[Datos de ubicación de elementos]
<<<<

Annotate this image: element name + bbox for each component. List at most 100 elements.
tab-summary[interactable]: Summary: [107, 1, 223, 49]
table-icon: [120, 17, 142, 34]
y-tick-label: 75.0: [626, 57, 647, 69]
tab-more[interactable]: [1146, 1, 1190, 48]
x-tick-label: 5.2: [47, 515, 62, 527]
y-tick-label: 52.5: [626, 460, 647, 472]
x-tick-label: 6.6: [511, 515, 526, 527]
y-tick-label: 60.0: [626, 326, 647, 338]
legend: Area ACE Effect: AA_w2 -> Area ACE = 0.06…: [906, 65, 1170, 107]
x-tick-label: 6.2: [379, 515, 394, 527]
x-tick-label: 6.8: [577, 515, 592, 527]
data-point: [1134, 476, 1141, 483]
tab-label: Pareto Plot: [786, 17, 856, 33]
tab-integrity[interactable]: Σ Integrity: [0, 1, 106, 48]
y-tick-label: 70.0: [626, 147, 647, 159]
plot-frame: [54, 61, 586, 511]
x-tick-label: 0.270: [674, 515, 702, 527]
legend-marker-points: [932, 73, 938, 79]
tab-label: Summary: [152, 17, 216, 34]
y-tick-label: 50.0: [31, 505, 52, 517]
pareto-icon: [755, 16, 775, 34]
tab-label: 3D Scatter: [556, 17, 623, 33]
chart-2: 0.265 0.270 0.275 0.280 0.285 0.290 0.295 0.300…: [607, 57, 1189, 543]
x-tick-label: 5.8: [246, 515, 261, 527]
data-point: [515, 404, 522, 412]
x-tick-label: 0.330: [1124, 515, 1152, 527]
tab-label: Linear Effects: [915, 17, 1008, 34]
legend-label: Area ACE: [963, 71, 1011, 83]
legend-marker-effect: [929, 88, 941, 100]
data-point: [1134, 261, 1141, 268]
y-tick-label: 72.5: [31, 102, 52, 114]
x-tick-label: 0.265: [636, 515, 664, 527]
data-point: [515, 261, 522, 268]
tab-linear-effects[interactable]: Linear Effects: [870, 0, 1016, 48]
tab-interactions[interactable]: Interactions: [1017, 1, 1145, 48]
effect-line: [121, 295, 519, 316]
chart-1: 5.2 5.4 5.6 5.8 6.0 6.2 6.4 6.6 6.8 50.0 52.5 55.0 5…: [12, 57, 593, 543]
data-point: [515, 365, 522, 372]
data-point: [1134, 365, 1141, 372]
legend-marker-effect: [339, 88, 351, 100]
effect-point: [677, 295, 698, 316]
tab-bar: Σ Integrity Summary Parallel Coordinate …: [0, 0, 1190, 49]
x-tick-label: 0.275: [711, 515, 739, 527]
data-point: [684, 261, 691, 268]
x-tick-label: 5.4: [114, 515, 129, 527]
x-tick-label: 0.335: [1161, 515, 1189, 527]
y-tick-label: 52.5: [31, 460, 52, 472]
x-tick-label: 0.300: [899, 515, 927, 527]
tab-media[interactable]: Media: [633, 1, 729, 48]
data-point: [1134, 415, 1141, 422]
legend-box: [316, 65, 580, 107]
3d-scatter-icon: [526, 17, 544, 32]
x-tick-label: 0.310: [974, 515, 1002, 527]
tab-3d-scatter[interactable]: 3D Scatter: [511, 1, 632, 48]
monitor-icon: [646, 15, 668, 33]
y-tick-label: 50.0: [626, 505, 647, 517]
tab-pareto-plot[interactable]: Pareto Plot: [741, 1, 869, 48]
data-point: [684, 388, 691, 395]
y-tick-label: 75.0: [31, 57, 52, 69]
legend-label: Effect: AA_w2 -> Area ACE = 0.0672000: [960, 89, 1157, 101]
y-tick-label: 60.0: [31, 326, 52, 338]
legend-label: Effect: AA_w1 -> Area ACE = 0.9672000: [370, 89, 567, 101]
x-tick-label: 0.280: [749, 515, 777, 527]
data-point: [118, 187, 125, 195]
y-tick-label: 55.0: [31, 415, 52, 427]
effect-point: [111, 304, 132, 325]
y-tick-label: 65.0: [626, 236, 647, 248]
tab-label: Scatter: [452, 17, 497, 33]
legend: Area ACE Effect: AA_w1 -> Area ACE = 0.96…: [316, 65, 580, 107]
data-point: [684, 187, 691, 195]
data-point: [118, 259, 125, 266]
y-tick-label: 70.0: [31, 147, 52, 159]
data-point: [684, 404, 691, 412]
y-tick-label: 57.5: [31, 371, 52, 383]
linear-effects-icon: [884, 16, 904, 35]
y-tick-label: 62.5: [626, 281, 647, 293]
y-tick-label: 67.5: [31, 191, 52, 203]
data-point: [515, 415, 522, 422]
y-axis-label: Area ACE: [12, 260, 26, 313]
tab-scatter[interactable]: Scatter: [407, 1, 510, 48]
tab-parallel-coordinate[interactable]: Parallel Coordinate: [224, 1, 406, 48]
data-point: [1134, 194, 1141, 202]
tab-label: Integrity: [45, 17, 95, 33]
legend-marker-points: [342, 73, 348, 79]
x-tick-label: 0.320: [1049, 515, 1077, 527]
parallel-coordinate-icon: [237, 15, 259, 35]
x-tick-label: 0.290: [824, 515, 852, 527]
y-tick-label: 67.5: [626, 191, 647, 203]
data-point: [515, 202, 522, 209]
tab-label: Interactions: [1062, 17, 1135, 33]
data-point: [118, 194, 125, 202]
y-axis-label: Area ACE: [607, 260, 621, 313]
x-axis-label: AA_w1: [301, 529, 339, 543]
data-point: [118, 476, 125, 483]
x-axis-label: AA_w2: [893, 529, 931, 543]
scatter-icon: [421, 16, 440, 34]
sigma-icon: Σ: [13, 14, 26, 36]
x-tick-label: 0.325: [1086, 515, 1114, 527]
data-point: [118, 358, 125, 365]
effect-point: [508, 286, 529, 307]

>>>>

> **QUÉ SE PIDE**: Reescribe todos los registros como una tabla Markdown de dos columnas, «n» con el número de fila y «Línea» con el texto de cada línea, y omite las líneas en blanco.

> **RESULTADO**:
| n | Línea |
|---|---|
| 1 | Annotate this image: element name + bbox for each component. List at most 100 elements. |
| 2 | tab-summary[interactable]: Summary: [107, 1, 223, 49] |
| 3 | table-icon: [120, 17, 142, 34] |
| 4 | y-tick-label: 75.0: [626, 57, 647, 69] |
| 5 | tab-more[interactable]: [1146, 1, 1190, 48] |
| 6 | x-tick-label: 5.2: [47, 515, 62, 527] |
| 7 | y-tick-label: 52.5: [626, 460, 647, 472] |
| 8 | x-tick-label: 6.6: [511, 515, 526, 527] |
| 9 | y-tick-label: 60.0: [626, 326, 647, 338] |
| 10 | legend: Area ACE Effect: AA_w2 -> Area ACE = 0.06…: [906, 65, 1170, 107] |
| 11 | x-tick-label: 6.2: [379, 515, 394, 527] |
| 12 | x-tick-label: 6.8: [577, 515, 592, 527] |
| 13 | data-point: [1134, 476, 1141, 483] |
| 14 | tab-label: Pareto Plot: [786, 17, 856, 33] |
| 15 | tab-integrity[interactable]: Σ Integrity: [0, 1, 106, 48] |
| 16 | y-tick-label: 70.0: [626, 147, 647, 159] |
| 17 | plot-frame: [54, 61, 586, 511] |
| 18 | x-tick-label: 0.270: [674, 515, 702, 527] |
| 19 | legend-marker-points: [932, 73, 938, 79] |
| 20 | tab-label: Summary: [152, 17, 216, 34] |
| 21 | y-tick-label: 50.0: [31, 505, 52, 517] |
| 22 | pareto-icon: [755, 16, 775, 34] |
| 23 | tab-label: 3D Scatter: [556, 17, 623, 33] |
| 24 | chart-2: 0.265 0.270 0.275 0.280 0.285 0.290 0.295 0.300…: [607, 57, 1189, 543] |
| 25 | x-tick-label: 5.8: [246, 515, 261, 527] |
| 26 | data-point: [515, 404, 522, 412] |
| 27 | x-tick-label: 0.330: [1124, 515, 1152, 527] |
| 28 | tab-label: Linear Effects: [915, 17, 1008, 34] |
| 29 | legend-label: Area ACE: [963, 71, 1011, 83] |
| 30 | legend-marker-effect: [929, 88, 941, 100] |
| 31 | data-point: [1134, 261, 1141, 268] |
| 32 | y-tick-label: 72.5: [31, 102, 52, 114] |
| 33 | x-tick-label: 0.265: [636, 515, 664, 527] |
| 34 | data-point: [515, 261, 522, 268] |
| 35 | tab-linear-effects[interactable]: Linear Effects: [870, 0, 1016, 48] |
| 36 | tab-interactions[interactable]: Interactions: [1017, 1, 1145, 48] |
| 37 | effect-line: [121, 295, 519, 316] |
| 38 | chart-1: 5.2 5.4 5.6 5.8 6.0 6.2 6.4 6.6 6.8 50.0 52.5 55.0 5…: [12, 57, 593, 543] |
| 39 | data-point: [515, 365, 522, 372] |
| 40 | data-point: [1134, 365, 1141, 372] |
| 41 | legend-marker-effect: [339, 88, 351, 100] |
| 42 | effect-point: [677, 295, 698, 316] |
| 43 | tab-bar: Σ Integrity Summary Parallel Coordinate …: [0, 0, 1190, 49] |
| 44 | x-tick-label: 0.275: [711, 515, 739, 527] |
| 45 | data-point: [684, 261, 691, 268] |
| 46 | x-tick-label: 5.4: [114, 515, 129, 527] |
| 47 | x-tick-label: 0.335: [1161, 515, 1189, 527] |
| 48 | y-tick-label: 52.5: [31, 460, 52, 472] |
| 49 | x-tick-label: 0.300: [899, 515, 927, 527] |
| 50 | tab-media[interactable]: Media: [633, 1, 729, 48] |
| 51 | data-point: [1134, 415, 1141, 422] |
| 52 | legend-box: [316, 65, 580, 107] |
| 53 | 3d-scatter-icon: [526, 17, 544, 32] |
| 54 | x-tick-label: 0.310: [974, 515, 1002, 527] |
| 55 | tab-3d-scatter[interactable]: 3D Scatter: [511, 1, 632, 48] |
| 56 | monitor-icon: [646, 15, 668, 33] |
| 57 | y-tick-label: 50.0: [626, 505, 647, 517] |
| 58 | tab-pareto-plot[interactable]: Pareto Plot: [741, 1, 869, 48] |
| 59 | data-point: [684, 388, 691, 395] |
| 60 | y-tick-label: 75.0: [31, 57, 52, 69] |
| 61 | legend-label: Effect: AA_w2 -> Area ACE = 0.0672000: [960, 89, 1157, 101] |
| 62 | y-tick-label: 60.0: [31, 326, 52, 338] |
| 63 | legend-label: Effect: AA_w1 -> Area ACE = 0.9672000: [370, 89, 567, 101] |
| 64 | x-tick-label: 0.280: [749, 515, 777, 527] |
| 65 | data-point: [118, 187, 125, 195] |
| 66 | y-tick-label: 55.0: [31, 415, 52, 427] |
| 67 | effect-point: [111, 304, 132, 325] |
| 68 | y-tick-label: 65.0: [626, 236, 647, 248] |
| 69 | tab-label: Scatter: [452, 17, 497, 33] |
| 70 | legend: Area ACE Effect: AA_w1 -> Area ACE = 0.96…: [316, 65, 580, 107] |
| 71 | data-point: [684, 187, 691, 195] |
| 72 | data-point: [118, 259, 125, 266] |
| 73 | y-tick-label: 70.0: [31, 147, 52, 159] |
| 74 | data-point: [684, 404, 691, 412] |
| 75 | y-tick-label: 57.5: [31, 371, 52, 383] |
| 76 | linear-effects-icon: [884, 16, 904, 35] |
| 77 | y-tick-label: 62.5: [626, 281, 647, 293] |
| 78 | y-tick-label: 67.5: [31, 191, 52, 203] |
| 79 | data-point: [515, 415, 522, 422] |
| 80 | y-axis-label: Area ACE: [12, 260, 26, 313] |
| 81 | tab-scatter[interactable]: Scatter: [407, 1, 510, 48] |
| 82 | tab-parallel-coordinate[interactable]: Parallel Coordinate: [224, 1, 406, 48] |
| 83 | data-point: [1134, 194, 1141, 202] |
| 84 | tab-label: Integrity: [45, 17, 95, 33] |
| 85 | legend-marker-points: [342, 73, 348, 79] |
| 86 | x-tick-label: 0.320: [1049, 515, 1077, 527] |
| 87 | parallel-coordinate-icon: [237, 15, 259, 35] |
| 88 | x-tick-label: 0.290: [824, 515, 852, 527] |
| 89 | y-tick-label: 67.5: [626, 191, 647, 203] |
| 90 | data-point: [515, 202, 522, 209] |
| 91 | tab-label: Interactions: [1062, 17, 1135, 33] |
| 92 | data-point: [118, 194, 125, 202] |
| 93 | y-axis-label: Area ACE: [607, 260, 621, 313] |
| 94 | x-axis-label: AA_w1: [301, 529, 339, 543] |
| 95 | data-point: [118, 476, 125, 483] |
| 96 | x-axis-label: AA_w2: [893, 529, 931, 543] |
| 97 | scatter-icon: [421, 16, 440, 34] |
| 98 | sigma-icon: Σ: [13, 14, 26, 36] |
| 99 | x-tick-label: 0.325: [1086, 515, 1114, 527] |
| 100 | data-point: [118, 358, 125, 365] |
| 101 | effect-point: [508, 286, 529, 307] |